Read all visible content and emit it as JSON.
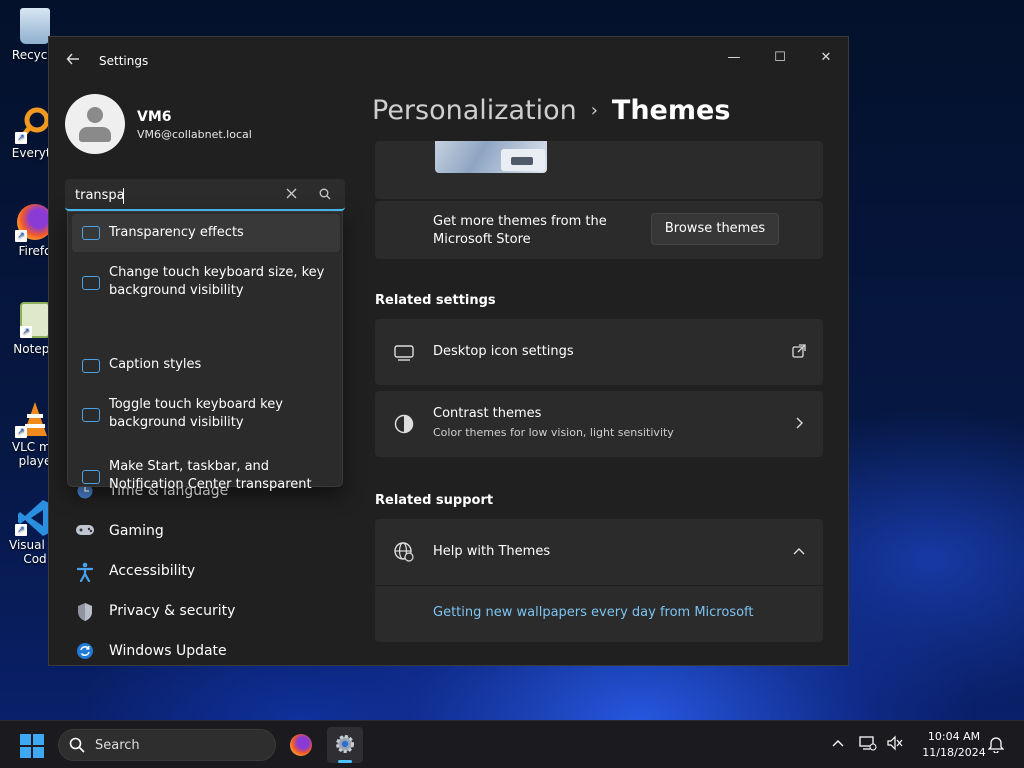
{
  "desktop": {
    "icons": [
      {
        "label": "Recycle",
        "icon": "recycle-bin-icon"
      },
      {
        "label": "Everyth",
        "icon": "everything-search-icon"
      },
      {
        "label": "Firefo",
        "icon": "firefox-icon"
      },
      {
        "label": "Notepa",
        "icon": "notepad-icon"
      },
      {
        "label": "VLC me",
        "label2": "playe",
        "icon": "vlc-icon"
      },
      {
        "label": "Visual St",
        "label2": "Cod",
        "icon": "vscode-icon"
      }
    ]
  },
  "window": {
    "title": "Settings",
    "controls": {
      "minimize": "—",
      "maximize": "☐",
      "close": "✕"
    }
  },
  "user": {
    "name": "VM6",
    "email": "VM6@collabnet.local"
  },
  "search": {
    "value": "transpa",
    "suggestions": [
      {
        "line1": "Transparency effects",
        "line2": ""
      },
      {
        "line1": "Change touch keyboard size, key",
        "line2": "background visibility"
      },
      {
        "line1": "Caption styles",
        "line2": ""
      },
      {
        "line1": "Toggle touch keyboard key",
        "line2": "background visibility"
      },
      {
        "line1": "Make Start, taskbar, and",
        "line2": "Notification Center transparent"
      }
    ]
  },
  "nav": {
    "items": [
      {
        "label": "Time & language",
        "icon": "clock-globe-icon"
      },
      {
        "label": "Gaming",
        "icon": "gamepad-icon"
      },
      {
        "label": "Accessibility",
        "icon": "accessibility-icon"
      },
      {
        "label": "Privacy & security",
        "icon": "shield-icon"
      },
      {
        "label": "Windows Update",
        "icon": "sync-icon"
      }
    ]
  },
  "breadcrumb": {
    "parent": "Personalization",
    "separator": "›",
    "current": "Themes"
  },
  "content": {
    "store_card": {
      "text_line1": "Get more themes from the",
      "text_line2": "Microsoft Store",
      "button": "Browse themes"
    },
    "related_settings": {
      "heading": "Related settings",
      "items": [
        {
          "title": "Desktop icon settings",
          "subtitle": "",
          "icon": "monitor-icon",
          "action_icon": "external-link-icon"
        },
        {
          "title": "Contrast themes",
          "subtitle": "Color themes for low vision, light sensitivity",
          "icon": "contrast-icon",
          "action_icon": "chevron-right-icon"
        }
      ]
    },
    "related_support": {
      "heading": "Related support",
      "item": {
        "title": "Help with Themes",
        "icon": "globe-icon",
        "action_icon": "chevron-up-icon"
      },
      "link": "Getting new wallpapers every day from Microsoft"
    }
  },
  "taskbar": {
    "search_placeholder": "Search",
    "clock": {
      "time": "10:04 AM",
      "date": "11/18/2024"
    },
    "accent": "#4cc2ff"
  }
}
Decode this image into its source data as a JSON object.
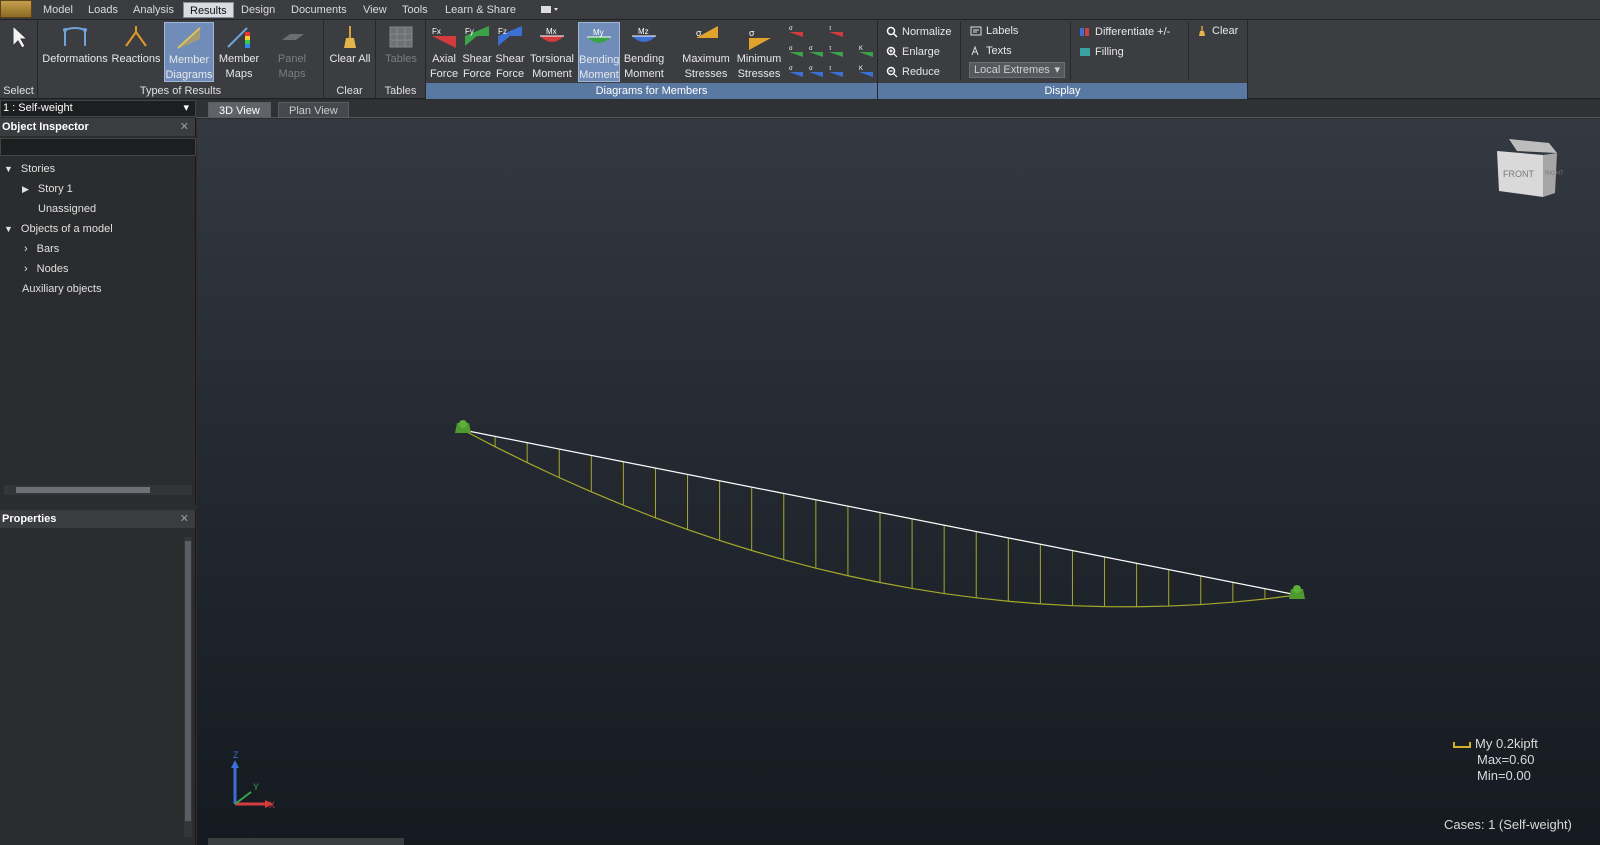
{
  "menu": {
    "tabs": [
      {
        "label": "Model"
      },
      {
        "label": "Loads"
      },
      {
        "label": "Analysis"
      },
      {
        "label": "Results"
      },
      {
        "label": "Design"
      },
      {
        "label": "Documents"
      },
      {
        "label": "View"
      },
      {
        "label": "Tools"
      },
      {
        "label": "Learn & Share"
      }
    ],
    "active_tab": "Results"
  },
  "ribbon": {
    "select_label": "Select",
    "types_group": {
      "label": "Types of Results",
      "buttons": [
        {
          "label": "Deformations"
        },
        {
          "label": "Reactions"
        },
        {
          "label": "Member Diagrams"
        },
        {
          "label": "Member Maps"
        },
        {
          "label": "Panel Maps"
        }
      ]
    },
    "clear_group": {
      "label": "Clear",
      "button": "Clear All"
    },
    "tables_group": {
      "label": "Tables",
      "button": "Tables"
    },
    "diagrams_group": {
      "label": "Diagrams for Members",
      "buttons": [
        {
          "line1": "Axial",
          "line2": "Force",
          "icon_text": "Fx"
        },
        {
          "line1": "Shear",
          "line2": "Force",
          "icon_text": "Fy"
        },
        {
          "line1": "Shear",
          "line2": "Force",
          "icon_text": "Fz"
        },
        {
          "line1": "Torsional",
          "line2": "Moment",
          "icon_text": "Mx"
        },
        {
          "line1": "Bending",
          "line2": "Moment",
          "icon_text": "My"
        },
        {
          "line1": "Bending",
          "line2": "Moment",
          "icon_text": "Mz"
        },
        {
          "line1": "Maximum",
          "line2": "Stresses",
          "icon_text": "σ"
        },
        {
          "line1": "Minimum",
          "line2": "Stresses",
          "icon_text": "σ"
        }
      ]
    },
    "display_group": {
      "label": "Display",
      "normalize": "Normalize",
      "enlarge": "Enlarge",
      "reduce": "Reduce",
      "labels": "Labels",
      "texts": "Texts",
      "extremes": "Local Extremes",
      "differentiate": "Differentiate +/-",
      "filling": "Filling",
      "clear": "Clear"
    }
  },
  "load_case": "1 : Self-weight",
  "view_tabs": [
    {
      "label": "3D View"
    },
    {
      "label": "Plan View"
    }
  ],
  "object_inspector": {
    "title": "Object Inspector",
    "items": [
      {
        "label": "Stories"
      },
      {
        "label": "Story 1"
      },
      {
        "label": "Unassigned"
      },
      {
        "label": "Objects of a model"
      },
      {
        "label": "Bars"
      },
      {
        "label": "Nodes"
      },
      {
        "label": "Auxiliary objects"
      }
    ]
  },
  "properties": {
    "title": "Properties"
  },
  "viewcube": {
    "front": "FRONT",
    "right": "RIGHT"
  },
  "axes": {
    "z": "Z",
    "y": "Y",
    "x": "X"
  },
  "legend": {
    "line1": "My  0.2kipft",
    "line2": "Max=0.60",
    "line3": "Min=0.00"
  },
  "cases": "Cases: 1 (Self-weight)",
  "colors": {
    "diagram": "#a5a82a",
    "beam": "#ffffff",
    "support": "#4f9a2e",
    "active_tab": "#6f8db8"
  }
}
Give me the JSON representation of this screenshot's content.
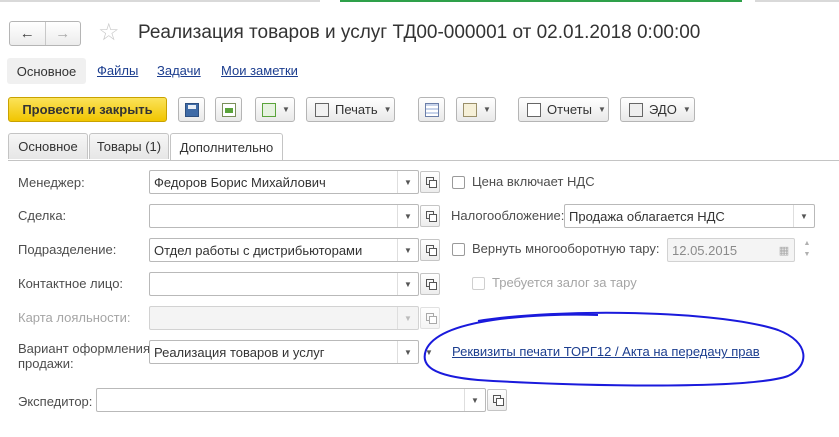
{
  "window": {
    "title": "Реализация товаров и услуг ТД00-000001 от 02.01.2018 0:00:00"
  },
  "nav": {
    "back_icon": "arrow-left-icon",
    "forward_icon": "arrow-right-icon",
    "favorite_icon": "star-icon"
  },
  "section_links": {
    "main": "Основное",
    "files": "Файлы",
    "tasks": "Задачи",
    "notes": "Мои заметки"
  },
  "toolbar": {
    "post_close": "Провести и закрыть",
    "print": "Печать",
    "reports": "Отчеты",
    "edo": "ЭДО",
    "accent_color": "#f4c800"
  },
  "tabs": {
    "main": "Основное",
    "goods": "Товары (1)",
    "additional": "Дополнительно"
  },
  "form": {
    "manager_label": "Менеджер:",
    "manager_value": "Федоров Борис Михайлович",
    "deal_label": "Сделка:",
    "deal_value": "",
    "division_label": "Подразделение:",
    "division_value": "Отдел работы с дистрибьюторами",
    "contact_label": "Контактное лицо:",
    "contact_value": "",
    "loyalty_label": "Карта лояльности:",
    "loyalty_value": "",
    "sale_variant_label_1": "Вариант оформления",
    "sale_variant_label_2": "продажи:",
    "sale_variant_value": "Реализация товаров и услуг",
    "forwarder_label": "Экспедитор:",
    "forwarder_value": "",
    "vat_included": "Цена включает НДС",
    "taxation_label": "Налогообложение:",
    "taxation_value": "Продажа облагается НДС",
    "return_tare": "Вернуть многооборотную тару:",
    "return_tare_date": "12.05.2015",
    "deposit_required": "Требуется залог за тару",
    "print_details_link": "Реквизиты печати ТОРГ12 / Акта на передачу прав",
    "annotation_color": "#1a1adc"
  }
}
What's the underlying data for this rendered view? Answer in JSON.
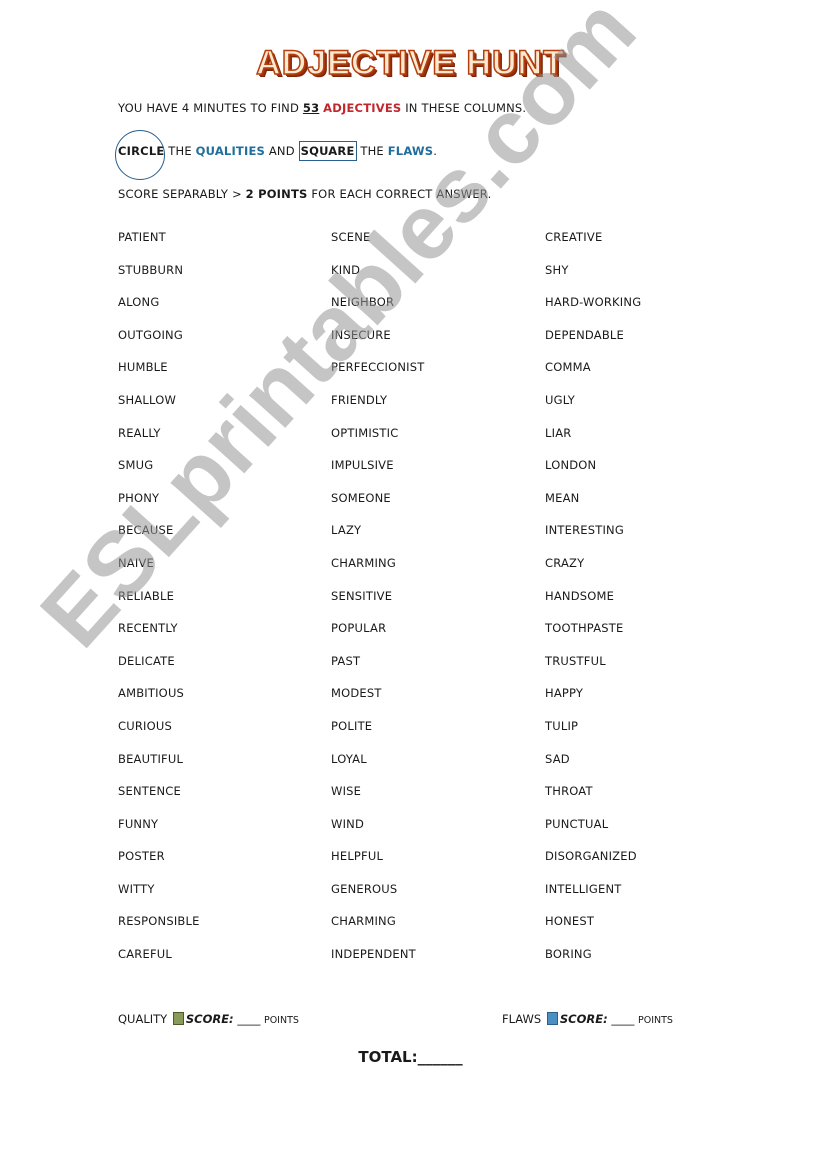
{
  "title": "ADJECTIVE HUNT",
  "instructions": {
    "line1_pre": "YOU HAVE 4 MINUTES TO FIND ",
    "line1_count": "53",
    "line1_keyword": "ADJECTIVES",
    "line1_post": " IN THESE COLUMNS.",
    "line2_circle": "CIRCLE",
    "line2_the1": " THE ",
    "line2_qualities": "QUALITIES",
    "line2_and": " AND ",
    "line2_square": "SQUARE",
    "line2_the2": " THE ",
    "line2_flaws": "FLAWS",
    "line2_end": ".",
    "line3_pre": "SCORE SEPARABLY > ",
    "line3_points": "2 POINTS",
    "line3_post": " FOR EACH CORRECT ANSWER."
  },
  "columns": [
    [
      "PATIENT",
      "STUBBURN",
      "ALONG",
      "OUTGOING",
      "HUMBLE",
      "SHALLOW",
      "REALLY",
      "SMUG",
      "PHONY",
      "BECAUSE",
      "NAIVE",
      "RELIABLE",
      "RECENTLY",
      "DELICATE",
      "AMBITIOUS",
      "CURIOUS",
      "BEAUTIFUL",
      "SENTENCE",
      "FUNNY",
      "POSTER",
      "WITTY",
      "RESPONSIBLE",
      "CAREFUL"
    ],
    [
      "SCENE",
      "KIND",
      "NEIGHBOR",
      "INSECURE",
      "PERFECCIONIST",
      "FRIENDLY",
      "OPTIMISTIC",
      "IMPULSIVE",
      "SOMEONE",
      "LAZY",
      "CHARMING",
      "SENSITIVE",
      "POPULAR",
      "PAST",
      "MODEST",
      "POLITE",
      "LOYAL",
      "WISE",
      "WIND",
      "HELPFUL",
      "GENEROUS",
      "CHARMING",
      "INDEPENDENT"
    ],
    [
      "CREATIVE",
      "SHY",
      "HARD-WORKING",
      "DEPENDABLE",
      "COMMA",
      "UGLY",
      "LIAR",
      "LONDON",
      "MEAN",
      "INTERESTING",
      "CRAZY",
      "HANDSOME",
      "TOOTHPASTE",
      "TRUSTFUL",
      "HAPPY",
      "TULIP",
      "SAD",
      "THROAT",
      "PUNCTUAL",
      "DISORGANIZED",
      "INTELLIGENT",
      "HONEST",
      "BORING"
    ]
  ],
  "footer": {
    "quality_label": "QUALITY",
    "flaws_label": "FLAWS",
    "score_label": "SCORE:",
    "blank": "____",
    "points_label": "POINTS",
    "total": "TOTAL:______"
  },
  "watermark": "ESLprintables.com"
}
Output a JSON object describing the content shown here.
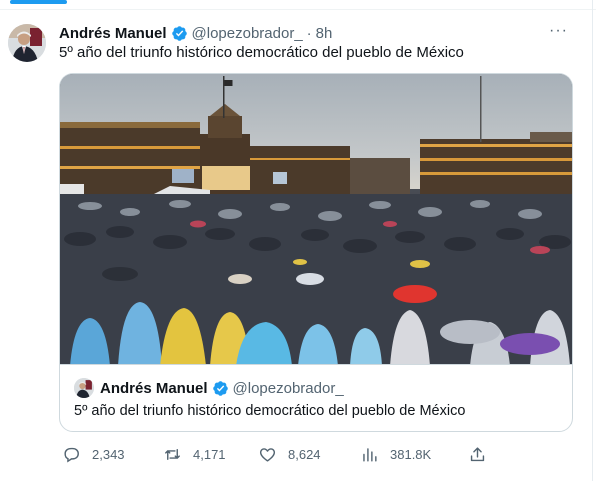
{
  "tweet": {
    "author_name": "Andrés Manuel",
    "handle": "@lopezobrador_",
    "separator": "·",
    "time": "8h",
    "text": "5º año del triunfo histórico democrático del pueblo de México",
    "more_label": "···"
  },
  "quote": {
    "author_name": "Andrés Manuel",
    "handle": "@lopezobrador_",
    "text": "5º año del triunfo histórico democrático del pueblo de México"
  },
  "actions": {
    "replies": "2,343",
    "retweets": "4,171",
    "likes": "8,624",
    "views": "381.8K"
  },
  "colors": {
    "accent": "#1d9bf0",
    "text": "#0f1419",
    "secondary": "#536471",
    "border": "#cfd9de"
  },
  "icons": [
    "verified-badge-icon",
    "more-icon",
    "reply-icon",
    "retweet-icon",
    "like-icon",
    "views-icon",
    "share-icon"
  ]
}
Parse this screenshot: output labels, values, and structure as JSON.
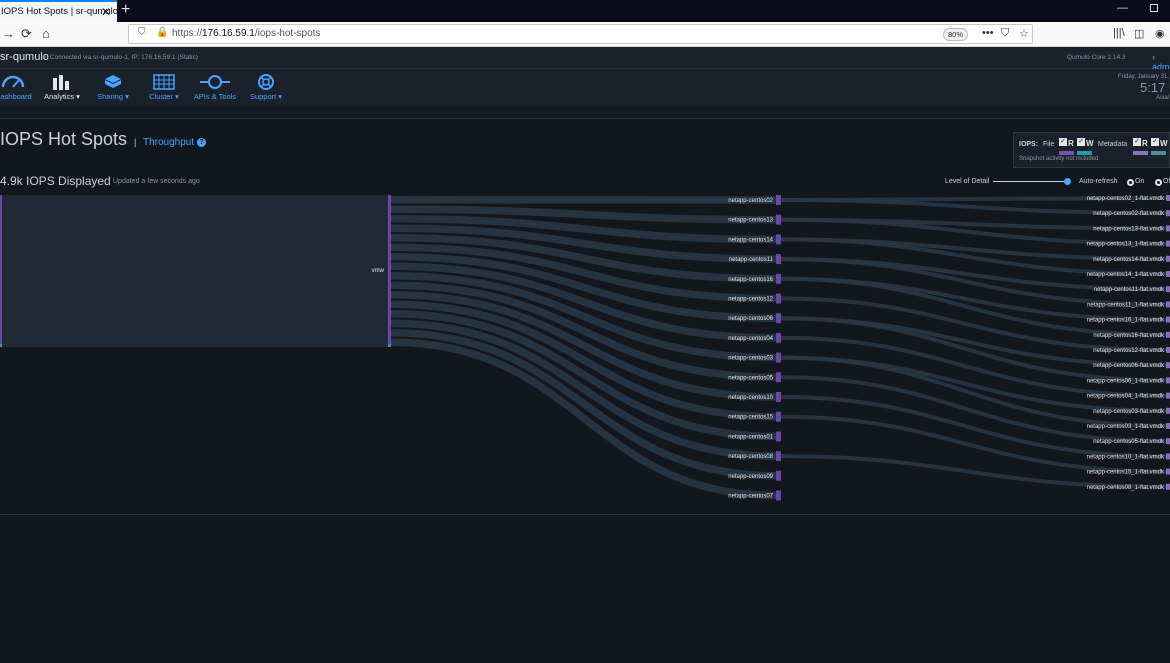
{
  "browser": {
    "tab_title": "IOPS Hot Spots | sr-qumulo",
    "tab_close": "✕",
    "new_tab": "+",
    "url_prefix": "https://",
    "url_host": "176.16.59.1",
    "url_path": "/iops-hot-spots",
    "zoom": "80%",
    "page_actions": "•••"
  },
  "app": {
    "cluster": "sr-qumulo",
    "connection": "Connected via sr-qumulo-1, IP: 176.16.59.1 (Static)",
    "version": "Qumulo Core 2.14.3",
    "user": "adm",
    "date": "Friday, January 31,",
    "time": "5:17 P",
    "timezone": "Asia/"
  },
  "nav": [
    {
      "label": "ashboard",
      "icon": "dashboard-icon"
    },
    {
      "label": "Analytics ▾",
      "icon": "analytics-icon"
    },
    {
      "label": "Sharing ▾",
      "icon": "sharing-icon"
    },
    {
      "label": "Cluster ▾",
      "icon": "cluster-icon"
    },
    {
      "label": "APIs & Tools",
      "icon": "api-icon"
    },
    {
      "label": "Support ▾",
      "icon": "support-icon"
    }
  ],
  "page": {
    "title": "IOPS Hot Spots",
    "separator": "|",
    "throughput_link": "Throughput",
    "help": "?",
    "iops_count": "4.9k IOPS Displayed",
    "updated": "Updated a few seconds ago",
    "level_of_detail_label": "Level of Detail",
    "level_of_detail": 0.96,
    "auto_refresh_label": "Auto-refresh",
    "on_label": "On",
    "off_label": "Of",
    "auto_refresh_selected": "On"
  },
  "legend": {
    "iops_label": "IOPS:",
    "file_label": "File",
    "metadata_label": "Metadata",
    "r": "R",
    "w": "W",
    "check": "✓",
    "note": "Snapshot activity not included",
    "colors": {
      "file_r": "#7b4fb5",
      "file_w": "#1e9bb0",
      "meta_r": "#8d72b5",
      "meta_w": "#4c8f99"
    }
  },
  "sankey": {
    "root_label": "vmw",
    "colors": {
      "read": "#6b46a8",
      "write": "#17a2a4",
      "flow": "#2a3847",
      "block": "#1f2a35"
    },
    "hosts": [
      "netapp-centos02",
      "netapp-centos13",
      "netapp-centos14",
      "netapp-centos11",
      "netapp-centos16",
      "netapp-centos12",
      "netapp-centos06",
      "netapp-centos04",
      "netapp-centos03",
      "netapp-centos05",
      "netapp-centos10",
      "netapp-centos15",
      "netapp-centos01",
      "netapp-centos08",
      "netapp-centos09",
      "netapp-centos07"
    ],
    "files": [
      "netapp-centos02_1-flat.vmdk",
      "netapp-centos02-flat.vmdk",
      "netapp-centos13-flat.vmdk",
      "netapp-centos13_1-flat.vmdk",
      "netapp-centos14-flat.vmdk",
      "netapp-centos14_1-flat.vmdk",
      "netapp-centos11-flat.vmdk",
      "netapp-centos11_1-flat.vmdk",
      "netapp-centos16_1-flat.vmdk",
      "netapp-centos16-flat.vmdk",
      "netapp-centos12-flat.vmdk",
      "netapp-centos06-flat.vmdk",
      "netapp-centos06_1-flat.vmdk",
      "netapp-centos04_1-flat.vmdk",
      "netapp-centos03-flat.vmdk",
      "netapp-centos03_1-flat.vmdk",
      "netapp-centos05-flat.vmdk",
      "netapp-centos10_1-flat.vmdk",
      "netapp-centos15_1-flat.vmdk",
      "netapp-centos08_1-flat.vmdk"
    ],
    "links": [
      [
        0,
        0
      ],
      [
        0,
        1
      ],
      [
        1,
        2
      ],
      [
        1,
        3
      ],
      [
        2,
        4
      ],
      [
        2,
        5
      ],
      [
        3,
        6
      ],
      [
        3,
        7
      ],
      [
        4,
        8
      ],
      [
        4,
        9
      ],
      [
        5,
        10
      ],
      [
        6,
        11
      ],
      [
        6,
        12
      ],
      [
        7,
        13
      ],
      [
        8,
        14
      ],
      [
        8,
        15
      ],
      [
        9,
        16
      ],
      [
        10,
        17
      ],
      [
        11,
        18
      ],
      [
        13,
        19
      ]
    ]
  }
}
-- -- --
▶ **WRITTEN EXERCISE**
The answer must consist solely of the number of lines in the entries that contain the word "товаров".

▶ **THE SOLUTION**
2